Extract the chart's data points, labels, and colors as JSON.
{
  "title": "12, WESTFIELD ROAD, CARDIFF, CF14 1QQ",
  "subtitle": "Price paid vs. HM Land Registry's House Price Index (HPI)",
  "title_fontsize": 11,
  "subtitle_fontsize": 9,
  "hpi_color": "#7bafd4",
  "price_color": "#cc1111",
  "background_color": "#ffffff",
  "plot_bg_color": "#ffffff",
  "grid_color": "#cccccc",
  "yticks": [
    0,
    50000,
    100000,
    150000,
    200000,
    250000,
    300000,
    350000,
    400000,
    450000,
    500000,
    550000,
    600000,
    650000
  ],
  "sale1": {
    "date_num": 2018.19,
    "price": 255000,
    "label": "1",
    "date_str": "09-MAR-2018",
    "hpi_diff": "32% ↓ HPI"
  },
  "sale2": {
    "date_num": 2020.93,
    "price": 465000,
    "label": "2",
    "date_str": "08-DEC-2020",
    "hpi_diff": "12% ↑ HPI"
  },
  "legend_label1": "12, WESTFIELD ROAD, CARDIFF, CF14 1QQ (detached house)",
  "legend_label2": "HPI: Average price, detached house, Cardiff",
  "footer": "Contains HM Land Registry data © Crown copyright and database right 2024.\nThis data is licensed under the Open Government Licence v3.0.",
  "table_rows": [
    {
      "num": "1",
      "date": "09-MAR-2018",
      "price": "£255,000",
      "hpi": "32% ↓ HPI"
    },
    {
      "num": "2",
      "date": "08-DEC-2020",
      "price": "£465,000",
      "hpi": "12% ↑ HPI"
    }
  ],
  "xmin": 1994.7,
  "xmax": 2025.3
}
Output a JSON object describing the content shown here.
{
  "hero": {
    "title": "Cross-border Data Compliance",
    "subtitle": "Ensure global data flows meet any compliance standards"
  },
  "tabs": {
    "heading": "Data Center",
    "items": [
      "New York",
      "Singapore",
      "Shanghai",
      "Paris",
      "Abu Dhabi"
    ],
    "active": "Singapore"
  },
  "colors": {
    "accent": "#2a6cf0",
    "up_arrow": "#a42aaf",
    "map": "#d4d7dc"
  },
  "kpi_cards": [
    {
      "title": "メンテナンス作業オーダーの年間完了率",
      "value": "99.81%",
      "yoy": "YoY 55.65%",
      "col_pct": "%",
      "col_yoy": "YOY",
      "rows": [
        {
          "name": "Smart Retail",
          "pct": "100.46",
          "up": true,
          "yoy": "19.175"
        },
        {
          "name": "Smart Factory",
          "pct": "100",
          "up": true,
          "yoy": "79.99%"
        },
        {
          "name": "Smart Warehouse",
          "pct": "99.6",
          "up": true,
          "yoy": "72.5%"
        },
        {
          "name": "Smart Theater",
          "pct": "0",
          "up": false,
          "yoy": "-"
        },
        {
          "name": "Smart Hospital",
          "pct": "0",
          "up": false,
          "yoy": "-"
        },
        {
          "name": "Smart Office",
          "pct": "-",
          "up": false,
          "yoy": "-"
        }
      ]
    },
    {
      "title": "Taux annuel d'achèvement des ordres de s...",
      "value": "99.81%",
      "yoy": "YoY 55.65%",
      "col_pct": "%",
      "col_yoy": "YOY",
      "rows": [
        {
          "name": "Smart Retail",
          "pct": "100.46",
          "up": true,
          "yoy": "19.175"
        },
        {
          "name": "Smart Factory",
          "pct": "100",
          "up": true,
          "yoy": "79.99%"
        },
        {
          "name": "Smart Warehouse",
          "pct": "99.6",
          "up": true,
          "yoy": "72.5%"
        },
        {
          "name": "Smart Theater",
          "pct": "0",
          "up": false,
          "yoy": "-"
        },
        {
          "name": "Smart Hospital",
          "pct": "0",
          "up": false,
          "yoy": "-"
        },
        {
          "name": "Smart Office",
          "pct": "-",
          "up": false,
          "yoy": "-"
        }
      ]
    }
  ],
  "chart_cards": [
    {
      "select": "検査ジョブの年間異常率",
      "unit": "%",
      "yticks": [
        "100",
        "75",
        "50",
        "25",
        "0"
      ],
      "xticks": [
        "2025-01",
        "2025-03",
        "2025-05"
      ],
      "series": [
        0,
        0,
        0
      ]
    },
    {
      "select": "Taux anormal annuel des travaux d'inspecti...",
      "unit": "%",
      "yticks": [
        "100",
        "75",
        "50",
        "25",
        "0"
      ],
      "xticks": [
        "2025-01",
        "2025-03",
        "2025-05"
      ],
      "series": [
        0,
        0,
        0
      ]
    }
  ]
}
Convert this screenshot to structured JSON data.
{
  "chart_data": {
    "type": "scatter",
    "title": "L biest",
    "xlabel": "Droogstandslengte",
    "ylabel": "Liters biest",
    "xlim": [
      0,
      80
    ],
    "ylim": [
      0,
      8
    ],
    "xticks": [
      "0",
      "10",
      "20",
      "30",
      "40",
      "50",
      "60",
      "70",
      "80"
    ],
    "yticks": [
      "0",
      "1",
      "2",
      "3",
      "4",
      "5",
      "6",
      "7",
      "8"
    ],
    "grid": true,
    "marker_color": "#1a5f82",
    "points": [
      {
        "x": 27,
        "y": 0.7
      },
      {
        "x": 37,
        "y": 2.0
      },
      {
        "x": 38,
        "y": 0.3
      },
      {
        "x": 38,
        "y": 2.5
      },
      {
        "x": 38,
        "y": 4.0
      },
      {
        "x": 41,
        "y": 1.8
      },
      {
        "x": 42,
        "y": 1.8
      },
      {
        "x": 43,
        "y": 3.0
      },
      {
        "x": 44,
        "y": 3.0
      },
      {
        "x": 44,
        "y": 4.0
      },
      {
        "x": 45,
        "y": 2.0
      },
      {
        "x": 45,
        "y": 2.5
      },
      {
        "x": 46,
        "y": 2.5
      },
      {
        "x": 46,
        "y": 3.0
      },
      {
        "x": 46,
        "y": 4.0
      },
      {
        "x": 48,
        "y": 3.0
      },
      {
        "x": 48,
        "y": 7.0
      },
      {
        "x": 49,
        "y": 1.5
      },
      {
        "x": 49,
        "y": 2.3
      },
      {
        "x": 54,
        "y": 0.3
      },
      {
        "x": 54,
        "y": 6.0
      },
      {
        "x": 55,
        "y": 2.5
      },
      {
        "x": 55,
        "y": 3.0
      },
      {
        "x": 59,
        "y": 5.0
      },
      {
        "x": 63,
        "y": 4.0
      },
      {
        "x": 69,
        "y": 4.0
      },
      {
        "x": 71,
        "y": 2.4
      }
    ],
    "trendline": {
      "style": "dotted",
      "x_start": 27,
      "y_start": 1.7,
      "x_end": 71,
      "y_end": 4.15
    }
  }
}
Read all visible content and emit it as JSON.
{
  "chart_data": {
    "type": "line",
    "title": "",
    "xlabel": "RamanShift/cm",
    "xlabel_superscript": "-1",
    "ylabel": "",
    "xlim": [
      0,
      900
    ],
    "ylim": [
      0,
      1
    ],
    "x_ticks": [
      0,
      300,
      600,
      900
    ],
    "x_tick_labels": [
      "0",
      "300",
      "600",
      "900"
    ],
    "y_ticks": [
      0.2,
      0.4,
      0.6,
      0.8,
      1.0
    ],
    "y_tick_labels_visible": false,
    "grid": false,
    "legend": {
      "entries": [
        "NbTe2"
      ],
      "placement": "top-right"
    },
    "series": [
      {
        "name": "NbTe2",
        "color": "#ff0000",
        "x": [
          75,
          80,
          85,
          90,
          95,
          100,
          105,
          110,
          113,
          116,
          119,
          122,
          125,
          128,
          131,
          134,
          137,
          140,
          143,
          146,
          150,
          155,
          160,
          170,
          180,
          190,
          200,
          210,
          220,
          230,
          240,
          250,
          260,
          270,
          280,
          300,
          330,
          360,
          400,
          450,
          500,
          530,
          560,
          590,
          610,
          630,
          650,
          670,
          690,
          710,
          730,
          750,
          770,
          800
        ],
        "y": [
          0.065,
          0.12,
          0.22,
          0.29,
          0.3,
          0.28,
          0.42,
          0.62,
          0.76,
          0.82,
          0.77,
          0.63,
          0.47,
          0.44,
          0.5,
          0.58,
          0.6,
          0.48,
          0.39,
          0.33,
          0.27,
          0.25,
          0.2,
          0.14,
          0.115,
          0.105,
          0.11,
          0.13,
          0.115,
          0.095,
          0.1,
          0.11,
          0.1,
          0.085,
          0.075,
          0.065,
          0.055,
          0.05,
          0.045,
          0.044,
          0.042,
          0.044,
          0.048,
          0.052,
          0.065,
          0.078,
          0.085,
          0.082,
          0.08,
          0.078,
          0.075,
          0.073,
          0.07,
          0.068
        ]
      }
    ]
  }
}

----

*WHAT YOU ARE ASKED TO DO*.
Tell how many lines hold the string "annuel", giving the number and nothing else.

*SOLVED PROBLEM*.
2